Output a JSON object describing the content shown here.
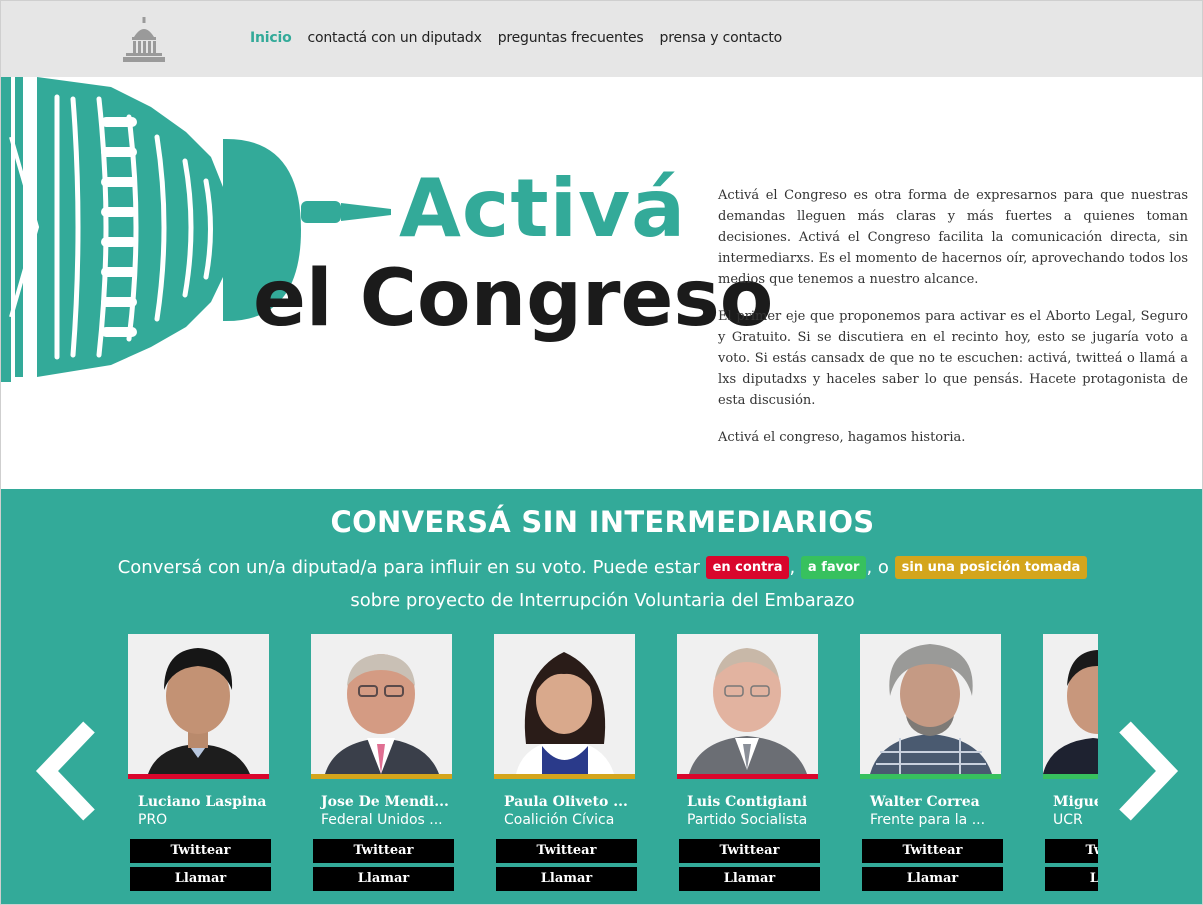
{
  "colors": {
    "brand_teal": "#33aa99",
    "nav_bg": "#e6e6e6",
    "against": "#d9062c",
    "favor": "#37c15e",
    "undecided": "#d4a51c"
  },
  "nav": {
    "logo_icon": "capitol-dome-icon",
    "links": [
      "Inicio",
      "contactá con un diputadx",
      "preguntas frecuentes",
      "prensa y contacto"
    ],
    "active_index": 0
  },
  "hero": {
    "brand_line1": "Activá",
    "brand_line2": "el Congreso",
    "paragraphs": [
      "Activá el Congreso es otra forma de expresarnos para que nuestras demandas lleguen más claras y más fuertes a quienes toman decisiones. Activá el Congreso facilita la comunicación directa, sin intermediarxs. Es el momento de hacernos oír, aprovechando todos los medios que tenemos a nuestro alcance.",
      "El primer eje que proponemos para activar es el Aborto Legal, Seguro y Gratuito. Si se discutiera en el recinto hoy, esto se jugaría voto a voto. Si estás cansadx de que no te escuchen: activá, twitteá o llamá a lxs diputadxs y haceles saber lo que pensás. Hacete protagonista de esta discusión.",
      "Activá el congreso, hagamos historia."
    ]
  },
  "section": {
    "title": "CONVERSÁ SIN INTERMEDIARIOS",
    "sub_before": "Conversá con un/a diputad/a para influir en su voto. Puede estar ",
    "pill_against": "en contra",
    "sep1": ", ",
    "pill_favor": "a favor",
    "sep2": ", o ",
    "pill_undecided": "sin una posición tomada",
    "sub_after": " sobre proyecto de Interrupción Voluntaria del Embarazo"
  },
  "carousel": {
    "prev_icon": "chevron-left-icon",
    "next_icon": "chevron-right-icon",
    "twitter_label": "Twittear",
    "call_label": "Llamar",
    "deputies": [
      {
        "name": "Luciano Laspina",
        "party": "PRO",
        "stance_color": "#d9062c"
      },
      {
        "name": "Jose De Mendi...",
        "party": "Federal Unidos ...",
        "stance_color": "#d4a51c"
      },
      {
        "name": "Paula Oliveto ...",
        "party": "Coalición Cívica",
        "stance_color": "#d4a51c"
      },
      {
        "name": "Luis Contigiani",
        "party": "Partido Socialista",
        "stance_color": "#d9062c"
      },
      {
        "name": "Walter Correa",
        "party": "Frente para la ...",
        "stance_color": "#37c15e"
      },
      {
        "name": "Miguel",
        "party": "UCR",
        "stance_color": "#37c15e"
      }
    ]
  }
}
*****
▶ Exercise goal:
Reproduce the records, all of them, word for word; omit the pictures.

▶ Solution to the exercise:
Output a JSON object describing the content shown here.
{
  "colors": {
    "brand_teal": "#33aa99",
    "nav_bg": "#e6e6e6",
    "against": "#d9062c",
    "favor": "#37c15e",
    "undecided": "#d4a51c"
  },
  "nav": {
    "logo_icon": "capitol-dome-icon",
    "links": [
      "Inicio",
      "contactá con un diputadx",
      "preguntas frecuentes",
      "prensa y contacto"
    ],
    "active_index": 0
  },
  "hero": {
    "brand_line1": "Activá",
    "brand_line2": "el Congreso",
    "paragraphs": [
      "Activá el Congreso es otra forma de expresarnos para que nuestras demandas lleguen más claras y más fuertes a quienes toman decisiones. Activá el Congreso facilita la comunicación directa, sin intermediarxs. Es el momento de hacernos oír, aprovechando todos los medios que tenemos a nuestro alcance.",
      "El primer eje que proponemos para activar es el Aborto Legal, Seguro y Gratuito. Si se discutiera en el recinto hoy, esto se jugaría voto a voto. Si estás cansadx de que no te escuchen: activá, twitteá o llamá a lxs diputadxs y haceles saber lo que pensás. Hacete protagonista de esta discusión.",
      "Activá el congreso, hagamos historia."
    ]
  },
  "section": {
    "title": "CONVERSÁ SIN INTERMEDIARIOS",
    "sub_before": "Conversá con un/a diputad/a para influir en su voto. Puede estar ",
    "pill_against": "en contra",
    "sep1": ", ",
    "pill_favor": "a favor",
    "sep2": ", o ",
    "pill_undecided": "sin una posición tomada",
    "sub_after": " sobre proyecto de Interrupción Voluntaria del Embarazo"
  },
  "carousel": {
    "prev_icon": "chevron-left-icon",
    "next_icon": "chevron-right-icon",
    "twitter_label": "Twittear",
    "call_label": "Llamar",
    "deputies": [
      {
        "name": "Luciano Laspina",
        "party": "PRO",
        "stance_color": "#d9062c"
      },
      {
        "name": "Jose De Mendi...",
        "party": "Federal Unidos ...",
        "stance_color": "#d4a51c"
      },
      {
        "name": "Paula Oliveto ...",
        "party": "Coalición Cívica",
        "stance_color": "#d4a51c"
      },
      {
        "name": "Luis Contigiani",
        "party": "Partido Socialista",
        "stance_color": "#d9062c"
      },
      {
        "name": "Walter Correa",
        "party": "Frente para la ...",
        "stance_color": "#37c15e"
      },
      {
        "name": "Miguel",
        "party": "UCR",
        "stance_color": "#37c15e"
      }
    ]
  }
}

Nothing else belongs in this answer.